Extracted data entries

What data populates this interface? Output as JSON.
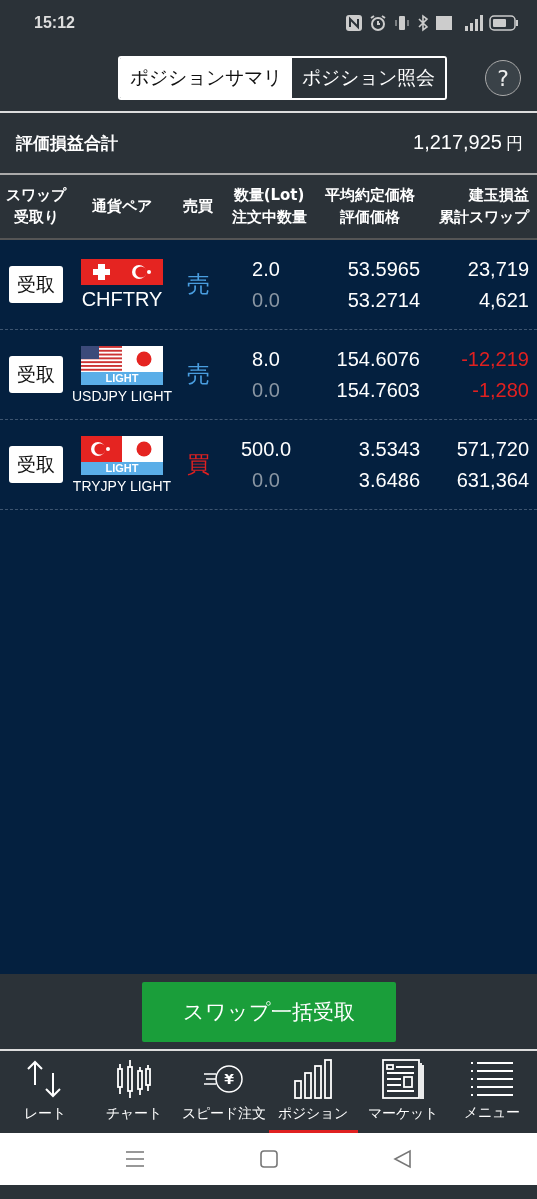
{
  "status_bar": {
    "time": "15:12"
  },
  "tabs": [
    {
      "label": "ポジションサマリ",
      "selected": true
    },
    {
      "label": "ポジション照会",
      "selected": false
    }
  ],
  "help": "?",
  "summary": {
    "label": "評価損益合計",
    "value": "1,217,925",
    "unit": "円"
  },
  "columns": [
    [
      "スワップ",
      "受取り"
    ],
    [
      "通貨ペア"
    ],
    [
      "売買"
    ],
    [
      "数量(Lot)",
      "注文中数量"
    ],
    [
      "平均約定価格",
      "評価価格"
    ],
    [
      "建玉損益",
      "累計スワップ"
    ]
  ],
  "rows": [
    {
      "button": "受取",
      "flags": [
        {
          "kind": "ch"
        },
        {
          "kind": "tr"
        }
      ],
      "pair": "CHFTRY",
      "side": {
        "text": "売",
        "color": "#4a9ee0"
      },
      "qty": "2.0",
      "pending": "0.0",
      "avg_price": "53.5965",
      "eval_price": "53.2714",
      "pl": "23,719",
      "swap": "4,621",
      "loss": false
    },
    {
      "button": "受取",
      "flags": [
        {
          "kind": "us"
        },
        {
          "kind": "jp"
        }
      ],
      "light": "LIGHT",
      "pair": "USDJPY LIGHT",
      "side": {
        "text": "売",
        "color": "#4a9ee0"
      },
      "qty": "8.0",
      "pending": "0.0",
      "avg_price": "154.6076",
      "eval_price": "154.7603",
      "pl": "-12,219",
      "swap": "-1,280",
      "loss": true
    },
    {
      "button": "受取",
      "flags": [
        {
          "kind": "tr"
        },
        {
          "kind": "jp"
        }
      ],
      "light": "LIGHT",
      "pair": "TRYJPY LIGHT",
      "side": {
        "text": "買",
        "color": "#e02020"
      },
      "qty": "500.0",
      "pending": "0.0",
      "avg_price": "3.5343",
      "eval_price": "3.6486",
      "pl": "571,720",
      "swap": "631,364",
      "loss": false
    }
  ],
  "bulk_button": "スワップ一括受取",
  "nav": [
    {
      "kind": "arrows",
      "label": "レート",
      "selected": false
    },
    {
      "kind": "candles",
      "label": "チャート",
      "selected": false
    },
    {
      "kind": "speed",
      "icon_text": "¥",
      "label": "スピード注文",
      "selected": false
    },
    {
      "kind": "bars",
      "label": "ポジション",
      "selected": true
    },
    {
      "kind": "news",
      "label": "マーケット",
      "selected": false
    },
    {
      "kind": "list",
      "label": "メニュー",
      "selected": false
    }
  ]
}
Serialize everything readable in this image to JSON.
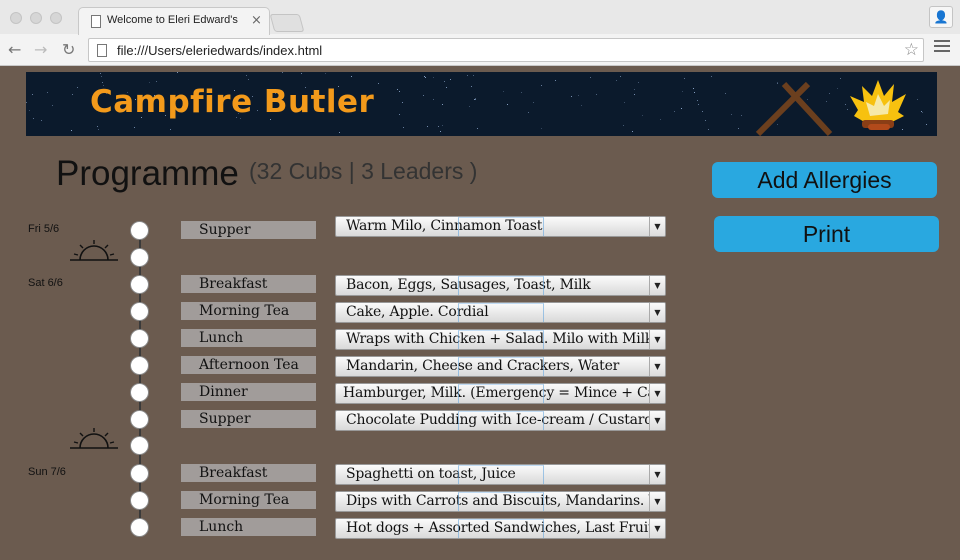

*Exercise directions*: Can you retype every record above exactly, leaving out the pictures?

*Solution*:
What data populates this interface? Output as JSON.
{
  "status_bar": {
    "time": "15:12"
  },
  "tabs": [
    {
      "label": "ポジションサマリ",
      "selected": true
    },
    {
      "label": "ポジション照会",
      "selected": false
    }
  ],
  "help": "?",
  "summary": {
    "label": "評価損益合計",
    "value": "1,217,925",
    "unit": "円"
  },
  "columns": [
    [
      "スワップ",
      "受取り"
    ],
    [
      "通貨ペア"
    ],
    [
      "売買"
    ],
    [
      "数量(Lot)",
      "注文中数量"
    ],
    [
      "平均約定価格",
      "評価価格"
    ],
    [
      "建玉損益",
      "累計スワップ"
    ]
  ],
  "rows": [
    {
      "button": "受取",
      "flags": [
        {
          "kind": "ch"
        },
        {
          "kind": "tr"
        }
      ],
      "pair": "CHFTRY",
      "side": {
        "text": "売",
        "color": "#4a9ee0"
      },
      "qty": "2.0",
      "pending": "0.0",
      "avg_price": "53.5965",
      "eval_price": "53.2714",
      "pl": "23,719",
      "swap": "4,621",
      "loss": false
    },
    {
      "button": "受取",
      "flags": [
        {
          "kind": "us"
        },
        {
          "kind": "jp"
        }
      ],
      "light": "LIGHT",
      "pair": "USDJPY LIGHT",
      "side": {
        "text": "売",
        "color": "#4a9ee0"
      },
      "qty": "8.0",
      "pending": "0.0",
      "avg_price": "154.6076",
      "eval_price": "154.7603",
      "pl": "-12,219",
      "swap": "-1,280",
      "loss": true
    },
    {
      "button": "受取",
      "flags": [
        {
          "kind": "tr"
        },
        {
          "kind": "jp"
        }
      ],
      "light": "LIGHT",
      "pair": "TRYJPY LIGHT",
      "side": {
        "text": "買",
        "color": "#e02020"
      },
      "qty": "500.0",
      "pending": "0.0",
      "avg_price": "3.5343",
      "eval_price": "3.6486",
      "pl": "571,720",
      "swap": "631,364",
      "loss": false
    }
  ],
  "bulk_button": "スワップ一括受取",
  "nav": [
    {
      "kind": "arrows",
      "label": "レート",
      "selected": false
    },
    {
      "kind": "candles",
      "label": "チャート",
      "selected": false
    },
    {
      "kind": "speed",
      "icon_text": "¥",
      "label": "スピード注文",
      "selected": false
    },
    {
      "kind": "bars",
      "label": "ポジション",
      "selected": true
    },
    {
      "kind": "news",
      "label": "マーケット",
      "selected": false
    },
    {
      "kind": "list",
      "label": "メニュー",
      "selected": false
    }
  ]
}
Serialize everything readable in this image to JSON.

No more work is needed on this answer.